GOAL
Give a verbatim quotation of every record.
________________________
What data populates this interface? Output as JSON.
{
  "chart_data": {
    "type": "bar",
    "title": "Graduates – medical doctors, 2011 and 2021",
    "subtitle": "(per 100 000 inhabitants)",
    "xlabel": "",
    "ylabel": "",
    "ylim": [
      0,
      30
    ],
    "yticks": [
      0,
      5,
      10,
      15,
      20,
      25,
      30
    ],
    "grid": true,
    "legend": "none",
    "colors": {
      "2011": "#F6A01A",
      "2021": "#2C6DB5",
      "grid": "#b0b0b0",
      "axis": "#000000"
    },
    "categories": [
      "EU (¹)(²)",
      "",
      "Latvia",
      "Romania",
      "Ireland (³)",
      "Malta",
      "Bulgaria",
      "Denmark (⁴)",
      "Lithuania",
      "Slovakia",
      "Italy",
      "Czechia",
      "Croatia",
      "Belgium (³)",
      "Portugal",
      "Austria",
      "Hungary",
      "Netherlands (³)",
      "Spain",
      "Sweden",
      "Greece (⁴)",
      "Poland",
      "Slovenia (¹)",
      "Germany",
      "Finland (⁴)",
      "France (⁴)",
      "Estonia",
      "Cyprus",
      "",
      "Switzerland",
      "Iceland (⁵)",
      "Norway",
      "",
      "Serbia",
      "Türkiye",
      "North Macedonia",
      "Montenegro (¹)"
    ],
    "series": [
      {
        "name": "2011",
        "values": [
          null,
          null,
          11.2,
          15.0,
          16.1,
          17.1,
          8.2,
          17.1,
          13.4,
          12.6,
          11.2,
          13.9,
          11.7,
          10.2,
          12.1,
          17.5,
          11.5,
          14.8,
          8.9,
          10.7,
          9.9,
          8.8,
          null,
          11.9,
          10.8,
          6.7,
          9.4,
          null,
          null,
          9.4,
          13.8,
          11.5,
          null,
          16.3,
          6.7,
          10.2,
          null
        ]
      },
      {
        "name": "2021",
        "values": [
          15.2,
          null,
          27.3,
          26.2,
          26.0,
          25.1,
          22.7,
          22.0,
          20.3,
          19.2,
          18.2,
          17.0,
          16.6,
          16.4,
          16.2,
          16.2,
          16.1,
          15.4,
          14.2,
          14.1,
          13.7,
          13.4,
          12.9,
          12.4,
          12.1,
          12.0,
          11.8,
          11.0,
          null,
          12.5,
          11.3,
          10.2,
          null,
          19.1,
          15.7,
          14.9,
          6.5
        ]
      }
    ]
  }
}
________________________
FINISHED ANSWER
What data populates this interface? Output as JSON.
{
  "chart_data": {
    "type": "bar",
    "title": "Graduates – medical doctors, 2011 and 2021",
    "subtitle": "(per 100 000 inhabitants)",
    "xlabel": "",
    "ylabel": "",
    "ylim": [
      0,
      30
    ],
    "yticks": [
      0,
      5,
      10,
      15,
      20,
      25,
      30
    ],
    "grid": true,
    "legend": "none",
    "colors": {
      "2011": "#F6A01A",
      "2021": "#2C6DB5",
      "grid": "#b0b0b0",
      "axis": "#000000"
    },
    "categories": [
      "EU (¹)(²)",
      "",
      "Latvia",
      "Romania",
      "Ireland (³)",
      "Malta",
      "Bulgaria",
      "Denmark (⁴)",
      "Lithuania",
      "Slovakia",
      "Italy",
      "Czechia",
      "Croatia",
      "Belgium (³)",
      "Portugal",
      "Austria",
      "Hungary",
      "Netherlands (³)",
      "Spain",
      "Sweden",
      "Greece (⁴)",
      "Poland",
      "Slovenia (¹)",
      "Germany",
      "Finland (⁴)",
      "France (⁴)",
      "Estonia",
      "Cyprus",
      "",
      "Switzerland",
      "Iceland (⁵)",
      "Norway",
      "",
      "Serbia",
      "Türkiye",
      "North Macedonia",
      "Montenegro (¹)"
    ],
    "series": [
      {
        "name": "2011",
        "values": [
          null,
          null,
          11.2,
          15.0,
          16.1,
          17.1,
          8.2,
          17.1,
          13.4,
          12.6,
          11.2,
          13.9,
          11.7,
          10.2,
          12.1,
          17.5,
          11.5,
          14.8,
          8.9,
          10.7,
          9.9,
          8.8,
          null,
          11.9,
          10.8,
          6.7,
          9.4,
          null,
          null,
          9.4,
          13.8,
          11.5,
          null,
          16.3,
          6.7,
          10.2,
          null
        ]
      },
      {
        "name": "2021",
        "values": [
          15.2,
          null,
          27.3,
          26.2,
          26.0,
          25.1,
          22.7,
          22.0,
          20.3,
          19.2,
          18.2,
          17.0,
          16.6,
          16.4,
          16.2,
          16.2,
          16.1,
          15.4,
          14.2,
          14.1,
          13.7,
          13.4,
          12.9,
          12.4,
          12.1,
          12.0,
          11.8,
          11.0,
          null,
          12.5,
          11.3,
          10.2,
          null,
          19.1,
          15.7,
          14.9,
          6.5
        ]
      }
    ]
  }
}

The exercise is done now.